_Given instruction_:
Copy every line of the records below that holds the word "Always".

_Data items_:
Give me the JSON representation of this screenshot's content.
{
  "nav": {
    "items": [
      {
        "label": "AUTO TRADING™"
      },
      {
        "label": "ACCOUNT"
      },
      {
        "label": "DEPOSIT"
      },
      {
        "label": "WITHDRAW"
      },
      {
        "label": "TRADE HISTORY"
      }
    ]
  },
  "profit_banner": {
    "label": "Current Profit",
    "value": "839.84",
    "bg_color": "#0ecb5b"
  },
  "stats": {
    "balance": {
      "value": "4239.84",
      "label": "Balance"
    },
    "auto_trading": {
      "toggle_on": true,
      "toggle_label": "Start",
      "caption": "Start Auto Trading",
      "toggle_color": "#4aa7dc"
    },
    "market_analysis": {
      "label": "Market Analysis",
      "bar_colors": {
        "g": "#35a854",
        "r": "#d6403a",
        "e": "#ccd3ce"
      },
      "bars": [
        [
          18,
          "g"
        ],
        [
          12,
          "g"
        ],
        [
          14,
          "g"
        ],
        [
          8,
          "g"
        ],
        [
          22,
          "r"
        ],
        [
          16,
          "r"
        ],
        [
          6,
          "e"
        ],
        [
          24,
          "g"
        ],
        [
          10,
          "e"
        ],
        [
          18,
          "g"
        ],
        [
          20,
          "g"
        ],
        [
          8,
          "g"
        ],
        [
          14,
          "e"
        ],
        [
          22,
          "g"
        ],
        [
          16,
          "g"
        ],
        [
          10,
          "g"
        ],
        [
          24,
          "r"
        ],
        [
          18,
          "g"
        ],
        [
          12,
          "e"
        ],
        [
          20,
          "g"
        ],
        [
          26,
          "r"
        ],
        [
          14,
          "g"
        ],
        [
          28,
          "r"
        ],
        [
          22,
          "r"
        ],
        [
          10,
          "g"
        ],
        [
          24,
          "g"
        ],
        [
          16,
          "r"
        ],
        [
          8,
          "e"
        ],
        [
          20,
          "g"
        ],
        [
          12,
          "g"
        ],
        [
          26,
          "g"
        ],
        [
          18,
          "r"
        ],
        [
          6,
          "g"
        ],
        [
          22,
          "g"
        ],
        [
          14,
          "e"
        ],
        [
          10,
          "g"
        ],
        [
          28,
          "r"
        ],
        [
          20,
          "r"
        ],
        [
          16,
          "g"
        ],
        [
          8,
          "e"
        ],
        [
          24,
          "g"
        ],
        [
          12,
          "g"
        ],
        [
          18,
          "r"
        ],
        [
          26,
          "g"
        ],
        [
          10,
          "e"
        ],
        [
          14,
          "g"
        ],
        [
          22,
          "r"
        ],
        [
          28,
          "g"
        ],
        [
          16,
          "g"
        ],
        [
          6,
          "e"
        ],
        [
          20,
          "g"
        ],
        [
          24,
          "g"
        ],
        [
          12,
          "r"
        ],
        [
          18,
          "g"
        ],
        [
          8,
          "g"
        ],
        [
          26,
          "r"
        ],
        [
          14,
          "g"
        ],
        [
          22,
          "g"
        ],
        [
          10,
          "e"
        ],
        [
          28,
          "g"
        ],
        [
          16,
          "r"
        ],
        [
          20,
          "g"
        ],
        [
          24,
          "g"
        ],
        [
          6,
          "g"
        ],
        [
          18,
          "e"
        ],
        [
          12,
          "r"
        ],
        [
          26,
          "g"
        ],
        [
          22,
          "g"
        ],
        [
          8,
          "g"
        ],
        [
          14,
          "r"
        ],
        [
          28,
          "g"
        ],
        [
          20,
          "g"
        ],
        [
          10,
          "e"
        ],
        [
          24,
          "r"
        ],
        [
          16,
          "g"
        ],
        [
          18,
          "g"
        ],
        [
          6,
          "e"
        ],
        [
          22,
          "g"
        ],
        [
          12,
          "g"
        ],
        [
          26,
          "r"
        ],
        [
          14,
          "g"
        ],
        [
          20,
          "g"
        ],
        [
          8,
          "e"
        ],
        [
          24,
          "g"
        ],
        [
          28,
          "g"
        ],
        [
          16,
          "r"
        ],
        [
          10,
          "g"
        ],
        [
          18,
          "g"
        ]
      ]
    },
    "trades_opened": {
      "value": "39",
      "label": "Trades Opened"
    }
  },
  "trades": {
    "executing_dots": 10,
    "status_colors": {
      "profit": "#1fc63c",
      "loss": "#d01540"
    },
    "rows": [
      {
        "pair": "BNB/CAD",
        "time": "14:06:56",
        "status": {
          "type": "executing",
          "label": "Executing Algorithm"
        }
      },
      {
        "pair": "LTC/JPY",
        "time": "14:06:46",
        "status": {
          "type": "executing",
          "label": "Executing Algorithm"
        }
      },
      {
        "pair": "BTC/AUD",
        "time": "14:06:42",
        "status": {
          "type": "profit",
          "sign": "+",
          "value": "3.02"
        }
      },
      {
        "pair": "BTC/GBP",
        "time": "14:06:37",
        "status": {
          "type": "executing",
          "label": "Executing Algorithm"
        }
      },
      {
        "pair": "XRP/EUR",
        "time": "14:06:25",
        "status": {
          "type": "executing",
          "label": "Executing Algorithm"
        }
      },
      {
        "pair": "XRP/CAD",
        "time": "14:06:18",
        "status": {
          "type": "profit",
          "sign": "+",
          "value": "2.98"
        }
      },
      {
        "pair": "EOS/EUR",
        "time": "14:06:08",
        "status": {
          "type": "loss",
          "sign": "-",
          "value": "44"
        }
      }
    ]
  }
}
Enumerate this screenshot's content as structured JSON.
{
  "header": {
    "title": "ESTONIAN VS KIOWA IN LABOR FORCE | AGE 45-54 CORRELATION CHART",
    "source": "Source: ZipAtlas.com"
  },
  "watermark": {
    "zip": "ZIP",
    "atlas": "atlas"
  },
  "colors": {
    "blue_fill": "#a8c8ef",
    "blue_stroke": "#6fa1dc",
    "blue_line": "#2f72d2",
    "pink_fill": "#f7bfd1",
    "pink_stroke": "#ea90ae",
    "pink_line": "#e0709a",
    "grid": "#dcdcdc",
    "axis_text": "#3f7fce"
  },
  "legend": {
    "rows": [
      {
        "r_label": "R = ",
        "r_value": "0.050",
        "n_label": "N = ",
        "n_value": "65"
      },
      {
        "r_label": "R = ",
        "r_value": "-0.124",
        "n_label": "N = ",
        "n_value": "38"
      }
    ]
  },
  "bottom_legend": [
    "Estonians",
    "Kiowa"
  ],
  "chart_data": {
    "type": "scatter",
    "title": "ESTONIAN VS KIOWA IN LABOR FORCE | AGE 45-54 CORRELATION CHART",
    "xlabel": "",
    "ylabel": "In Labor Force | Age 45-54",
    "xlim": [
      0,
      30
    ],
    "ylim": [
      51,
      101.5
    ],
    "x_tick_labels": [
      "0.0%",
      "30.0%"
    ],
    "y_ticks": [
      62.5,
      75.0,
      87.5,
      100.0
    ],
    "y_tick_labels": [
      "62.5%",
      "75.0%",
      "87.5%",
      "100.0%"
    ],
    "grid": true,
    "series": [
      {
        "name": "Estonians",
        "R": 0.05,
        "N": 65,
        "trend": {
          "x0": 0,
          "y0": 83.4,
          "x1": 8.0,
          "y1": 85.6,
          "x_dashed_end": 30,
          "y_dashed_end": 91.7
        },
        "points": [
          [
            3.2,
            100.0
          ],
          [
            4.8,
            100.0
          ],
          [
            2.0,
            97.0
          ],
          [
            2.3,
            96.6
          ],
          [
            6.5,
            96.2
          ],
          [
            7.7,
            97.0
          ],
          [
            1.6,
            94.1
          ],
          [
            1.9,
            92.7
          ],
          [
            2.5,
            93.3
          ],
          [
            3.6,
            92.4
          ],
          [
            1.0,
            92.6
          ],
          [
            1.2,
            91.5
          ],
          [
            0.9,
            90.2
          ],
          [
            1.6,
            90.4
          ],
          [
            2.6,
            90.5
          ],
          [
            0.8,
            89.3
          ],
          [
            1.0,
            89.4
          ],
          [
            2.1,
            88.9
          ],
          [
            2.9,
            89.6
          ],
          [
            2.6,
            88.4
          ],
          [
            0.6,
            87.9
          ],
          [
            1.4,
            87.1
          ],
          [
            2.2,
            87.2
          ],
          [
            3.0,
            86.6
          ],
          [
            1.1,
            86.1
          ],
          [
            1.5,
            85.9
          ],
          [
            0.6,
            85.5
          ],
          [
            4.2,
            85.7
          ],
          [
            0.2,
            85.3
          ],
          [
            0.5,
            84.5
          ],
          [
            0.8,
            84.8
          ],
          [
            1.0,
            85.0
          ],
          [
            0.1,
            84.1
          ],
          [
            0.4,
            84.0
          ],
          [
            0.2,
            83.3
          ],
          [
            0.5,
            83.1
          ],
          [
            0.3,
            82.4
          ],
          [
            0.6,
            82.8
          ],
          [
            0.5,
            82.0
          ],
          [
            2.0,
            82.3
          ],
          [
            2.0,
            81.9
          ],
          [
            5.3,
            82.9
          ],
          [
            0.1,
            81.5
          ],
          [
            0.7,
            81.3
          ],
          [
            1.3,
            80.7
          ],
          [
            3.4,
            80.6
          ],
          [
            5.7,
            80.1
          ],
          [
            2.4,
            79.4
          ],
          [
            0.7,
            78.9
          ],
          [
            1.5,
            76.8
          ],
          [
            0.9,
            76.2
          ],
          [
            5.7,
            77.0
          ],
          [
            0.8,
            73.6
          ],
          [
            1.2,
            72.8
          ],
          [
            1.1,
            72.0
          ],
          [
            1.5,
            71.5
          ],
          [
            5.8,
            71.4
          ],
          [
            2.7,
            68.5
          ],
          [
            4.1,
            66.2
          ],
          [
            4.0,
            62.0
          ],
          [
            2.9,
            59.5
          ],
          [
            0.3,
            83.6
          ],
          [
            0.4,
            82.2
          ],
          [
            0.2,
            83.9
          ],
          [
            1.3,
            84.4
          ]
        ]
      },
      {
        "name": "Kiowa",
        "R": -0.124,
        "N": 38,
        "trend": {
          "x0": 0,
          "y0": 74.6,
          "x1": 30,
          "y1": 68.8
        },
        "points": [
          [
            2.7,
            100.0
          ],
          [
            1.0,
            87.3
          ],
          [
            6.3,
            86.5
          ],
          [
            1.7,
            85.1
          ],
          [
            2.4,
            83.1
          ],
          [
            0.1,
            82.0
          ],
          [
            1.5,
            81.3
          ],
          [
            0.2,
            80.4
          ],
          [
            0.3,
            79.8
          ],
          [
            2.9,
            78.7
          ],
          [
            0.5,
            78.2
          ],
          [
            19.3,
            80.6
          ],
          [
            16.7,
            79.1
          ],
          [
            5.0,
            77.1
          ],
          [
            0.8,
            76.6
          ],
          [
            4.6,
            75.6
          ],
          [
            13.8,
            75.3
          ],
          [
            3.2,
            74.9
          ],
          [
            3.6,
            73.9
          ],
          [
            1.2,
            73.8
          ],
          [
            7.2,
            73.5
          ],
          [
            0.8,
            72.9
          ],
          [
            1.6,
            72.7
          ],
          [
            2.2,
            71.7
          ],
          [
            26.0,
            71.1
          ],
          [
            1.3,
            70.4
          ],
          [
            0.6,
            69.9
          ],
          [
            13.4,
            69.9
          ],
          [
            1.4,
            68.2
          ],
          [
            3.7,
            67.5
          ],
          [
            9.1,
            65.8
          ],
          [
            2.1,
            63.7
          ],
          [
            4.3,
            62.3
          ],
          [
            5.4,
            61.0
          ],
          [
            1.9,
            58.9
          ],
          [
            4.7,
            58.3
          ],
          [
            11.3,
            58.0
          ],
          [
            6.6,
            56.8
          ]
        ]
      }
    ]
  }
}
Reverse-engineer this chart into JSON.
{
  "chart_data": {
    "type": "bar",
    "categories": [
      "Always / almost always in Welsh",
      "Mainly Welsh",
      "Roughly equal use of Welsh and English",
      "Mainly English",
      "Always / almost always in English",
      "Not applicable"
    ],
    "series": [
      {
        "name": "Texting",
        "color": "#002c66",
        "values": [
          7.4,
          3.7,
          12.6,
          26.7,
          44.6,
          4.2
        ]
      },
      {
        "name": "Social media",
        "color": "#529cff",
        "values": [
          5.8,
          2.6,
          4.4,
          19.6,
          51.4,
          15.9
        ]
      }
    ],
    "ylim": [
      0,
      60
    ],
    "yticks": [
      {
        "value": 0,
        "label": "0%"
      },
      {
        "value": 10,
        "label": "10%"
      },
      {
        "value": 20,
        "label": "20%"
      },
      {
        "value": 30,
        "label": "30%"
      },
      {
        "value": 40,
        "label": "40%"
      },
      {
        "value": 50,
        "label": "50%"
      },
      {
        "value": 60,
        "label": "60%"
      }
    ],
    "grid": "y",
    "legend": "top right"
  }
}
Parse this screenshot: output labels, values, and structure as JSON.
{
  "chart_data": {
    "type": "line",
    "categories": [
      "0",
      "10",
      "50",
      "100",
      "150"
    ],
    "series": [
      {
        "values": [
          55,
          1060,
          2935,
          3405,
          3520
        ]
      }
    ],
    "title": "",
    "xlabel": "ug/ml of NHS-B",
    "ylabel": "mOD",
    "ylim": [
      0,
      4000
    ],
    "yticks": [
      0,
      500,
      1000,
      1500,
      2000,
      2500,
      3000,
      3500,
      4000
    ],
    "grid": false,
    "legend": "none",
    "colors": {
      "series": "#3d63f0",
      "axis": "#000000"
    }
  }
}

_Solution for this task_:
      "Always / almost always in Welsh",
      "Always / almost always in English",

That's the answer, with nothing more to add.